Exercise aim: Return the full listing exactly as it is written.

(Stored records)
============

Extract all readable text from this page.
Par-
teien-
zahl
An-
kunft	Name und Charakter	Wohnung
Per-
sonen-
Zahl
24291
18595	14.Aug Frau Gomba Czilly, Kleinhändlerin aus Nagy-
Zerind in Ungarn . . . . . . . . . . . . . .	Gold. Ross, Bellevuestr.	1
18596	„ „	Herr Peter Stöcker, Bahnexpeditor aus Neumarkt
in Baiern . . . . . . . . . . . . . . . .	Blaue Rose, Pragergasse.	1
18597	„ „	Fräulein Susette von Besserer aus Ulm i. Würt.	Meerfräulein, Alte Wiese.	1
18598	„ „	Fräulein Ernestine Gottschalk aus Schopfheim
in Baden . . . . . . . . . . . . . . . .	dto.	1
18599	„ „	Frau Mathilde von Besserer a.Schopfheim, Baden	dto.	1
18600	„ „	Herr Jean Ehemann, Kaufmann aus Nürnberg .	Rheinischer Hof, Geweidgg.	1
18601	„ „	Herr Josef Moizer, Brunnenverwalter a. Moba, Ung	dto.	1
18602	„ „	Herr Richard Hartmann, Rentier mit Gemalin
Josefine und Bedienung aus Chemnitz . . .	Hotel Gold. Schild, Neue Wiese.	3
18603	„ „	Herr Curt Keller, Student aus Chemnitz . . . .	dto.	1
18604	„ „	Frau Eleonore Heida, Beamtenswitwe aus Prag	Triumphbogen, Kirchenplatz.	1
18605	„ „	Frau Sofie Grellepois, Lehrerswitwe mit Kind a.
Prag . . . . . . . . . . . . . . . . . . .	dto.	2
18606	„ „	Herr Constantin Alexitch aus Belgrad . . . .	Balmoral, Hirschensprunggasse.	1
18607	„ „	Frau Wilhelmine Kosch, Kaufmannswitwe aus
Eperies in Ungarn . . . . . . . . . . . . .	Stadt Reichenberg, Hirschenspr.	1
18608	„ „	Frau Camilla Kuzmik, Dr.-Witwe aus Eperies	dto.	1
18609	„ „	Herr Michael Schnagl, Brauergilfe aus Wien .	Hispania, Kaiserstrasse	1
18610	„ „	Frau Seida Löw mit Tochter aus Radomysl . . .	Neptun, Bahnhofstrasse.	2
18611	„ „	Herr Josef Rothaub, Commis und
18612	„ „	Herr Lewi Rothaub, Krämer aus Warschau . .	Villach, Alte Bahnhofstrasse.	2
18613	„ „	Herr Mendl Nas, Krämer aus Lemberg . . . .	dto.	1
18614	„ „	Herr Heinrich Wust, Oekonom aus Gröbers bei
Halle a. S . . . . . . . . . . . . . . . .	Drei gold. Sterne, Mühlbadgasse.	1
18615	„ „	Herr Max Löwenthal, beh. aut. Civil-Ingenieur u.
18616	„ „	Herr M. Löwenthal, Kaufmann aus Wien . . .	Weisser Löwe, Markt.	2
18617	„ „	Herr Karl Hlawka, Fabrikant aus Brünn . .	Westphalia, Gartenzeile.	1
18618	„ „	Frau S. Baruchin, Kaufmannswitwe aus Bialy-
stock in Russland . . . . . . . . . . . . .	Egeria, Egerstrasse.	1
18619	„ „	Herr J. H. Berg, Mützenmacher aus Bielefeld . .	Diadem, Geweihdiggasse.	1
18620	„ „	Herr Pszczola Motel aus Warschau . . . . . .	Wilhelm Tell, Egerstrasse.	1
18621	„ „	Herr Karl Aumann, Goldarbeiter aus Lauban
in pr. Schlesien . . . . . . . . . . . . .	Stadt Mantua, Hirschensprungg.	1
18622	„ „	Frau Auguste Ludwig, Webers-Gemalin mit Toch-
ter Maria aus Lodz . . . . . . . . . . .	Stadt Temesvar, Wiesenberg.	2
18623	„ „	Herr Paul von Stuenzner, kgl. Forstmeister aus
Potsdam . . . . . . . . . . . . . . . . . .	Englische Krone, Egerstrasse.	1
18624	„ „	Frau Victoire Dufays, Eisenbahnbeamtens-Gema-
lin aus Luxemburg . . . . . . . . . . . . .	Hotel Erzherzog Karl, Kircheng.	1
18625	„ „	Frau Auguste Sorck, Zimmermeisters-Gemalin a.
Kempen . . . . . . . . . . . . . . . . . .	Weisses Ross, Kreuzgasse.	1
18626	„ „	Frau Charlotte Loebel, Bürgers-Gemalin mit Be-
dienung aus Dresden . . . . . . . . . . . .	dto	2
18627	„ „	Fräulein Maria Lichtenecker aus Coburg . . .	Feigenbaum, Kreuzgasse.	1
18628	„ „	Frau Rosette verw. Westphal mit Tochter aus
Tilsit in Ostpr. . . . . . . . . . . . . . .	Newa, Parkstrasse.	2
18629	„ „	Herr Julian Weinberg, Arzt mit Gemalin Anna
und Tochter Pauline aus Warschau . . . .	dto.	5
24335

============

Answer below:
Extract all readable text from this page.
Par-
teien-
zahl
An-
kunft	Name und Charakter	Wohnung
Per-
sonen-
Zahl
24291
18595	14.Aug Frau Gomba Czilly, Kleinhändlerin aus Nagy-
Zerind in Ungarn . . . . . . . . . . . . . .	Gold. Ross, Bellevuestr.	1
18596	„ „	Herr Peter Stöcker, Bahnexpeditor aus Neumarkt
in Baiern . . . . . . . . . . . . . . . .	Blaue Rose, Pragergasse.	1
18597	„ „	Fräulein Susette von Besserer aus Ulm i. Würt.	Meerfräulein, Alte Wiese.	1
18598	„ „	Fräulein Ernestine Gottschalk aus Schopfheim
in Baden . . . . . . . . . . . . . . . .	dto.	1
18599	„ „	Frau Mathilde von Besserer a.Schopfheim, Baden	dto.	1
18600	„ „	Herr Jean Ehemann, Kaufmann aus Nürnberg .	Rheinischer Hof, Geweidgg.	1
18601	„ „	Herr Josef Moizer, Brunnenverwalter a. Moba, Ung	dto.	1
18602	„ „	Herr Richard Hartmann, Rentier mit Gemalin
Josefine und Bedienung aus Chemnitz . . .	Hotel Gold. Schild, Neue Wiese.	3
18603	„ „	Herr Curt Keller, Student aus Chemnitz . . . .	dto.	1
18604	„ „	Frau Eleonore Heida, Beamtenswitwe aus Prag	Triumphbogen, Kirchenplatz.	1
18605	„ „	Frau Sofie Grellepois, Lehrerswitwe mit Kind a.
Prag . . . . . . . . . . . . . . . . . . .	dto.	2
18606	„ „	Herr Constantin Alexitch aus Belgrad . . . .	Balmoral, Hirschensprunggasse.	1
18607	„ „	Frau Wilhelmine Kosch, Kaufmannswitwe aus
Eperies in Ungarn . . . . . . . . . . . . .	Stadt Reichenberg, Hirschenspr.	1
18608	„ „	Frau Camilla Kuzmik, Dr.-Witwe aus Eperies	dto.	1
18609	„ „	Herr Michael Schnagl, Brauergilfe aus Wien .	Hispania, Kaiserstrasse	1
18610	„ „	Frau Seida Löw mit Tochter aus Radomysl . . .	Neptun, Bahnhofstrasse.	2
18611	„ „	Herr Josef Rothaub, Commis und
18612	„ „	Herr Lewi Rothaub, Krämer aus Warschau . .	Villach, Alte Bahnhofstrasse.	2
18613	„ „	Herr Mendl Nas, Krämer aus Lemberg . . . .	dto.	1
18614	„ „	Herr Heinrich Wust, Oekonom aus Gröbers bei
Halle a. S . . . . . . . . . . . . . . . .	Drei gold. Sterne, Mühlbadgasse.	1
18615	„ „	Herr Max Löwenthal, beh. aut. Civil-Ingenieur u.
18616	„ „	Herr M. Löwenthal, Kaufmann aus Wien . . .	Weisser Löwe, Markt.	2
18617	„ „	Herr Karl Hlawka, Fabrikant aus Brünn . .	Westphalia, Gartenzeile.	1
18618	„ „	Frau S. Baruchin, Kaufmannswitwe aus Bialy-
stock in Russland . . . . . . . . . . . . .	Egeria, Egerstrasse.	1
18619	„ „	Herr J. H. Berg, Mützenmacher aus Bielefeld . .	Diadem, Geweihdiggasse.	1
18620	„ „	Herr Pszczola Motel aus Warschau . . . . . .	Wilhelm Tell, Egerstrasse.	1
18621	„ „	Herr Karl Aumann, Goldarbeiter aus Lauban
in pr. Schlesien . . . . . . . . . . . . .	Stadt Mantua, Hirschensprungg.	1
18622	„ „	Frau Auguste Ludwig, Webers-Gemalin mit Toch-
ter Maria aus Lodz . . . . . . . . . . .	Stadt Temesvar, Wiesenberg.	2
18623	„ „	Herr Paul von Stuenzner, kgl. Forstmeister aus
Potsdam . . . . . . . . . . . . . . . . . .	Englische Krone, Egerstrasse.	1
18624	„ „	Frau Victoire Dufays, Eisenbahnbeamtens-Gema-
lin aus Luxemburg . . . . . . . . . . . . .	Hotel Erzherzog Karl, Kircheng.	1
18625	„ „	Frau Auguste Sorck, Zimmermeisters-Gemalin a.
Kempen . . . . . . . . . . . . . . . . . .	Weisses Ross, Kreuzgasse.	1
18626	„ „	Frau Charlotte Loebel, Bürgers-Gemalin mit Be-
dienung aus Dresden . . . . . . . . . . . .	dto	2
18627	„ „	Fräulein Maria Lichtenecker aus Coburg . . .	Feigenbaum, Kreuzgasse.	1
18628	„ „	Frau Rosette verw. Westphal mit Tochter aus
Tilsit in Ostpr. . . . . . . . . . . . . . .	Newa, Parkstrasse.	2
18629	„ „	Herr Julian Weinberg, Arzt mit Gemalin Anna
und Tochter Pauline aus Warschau . . . .	dto.	5
24335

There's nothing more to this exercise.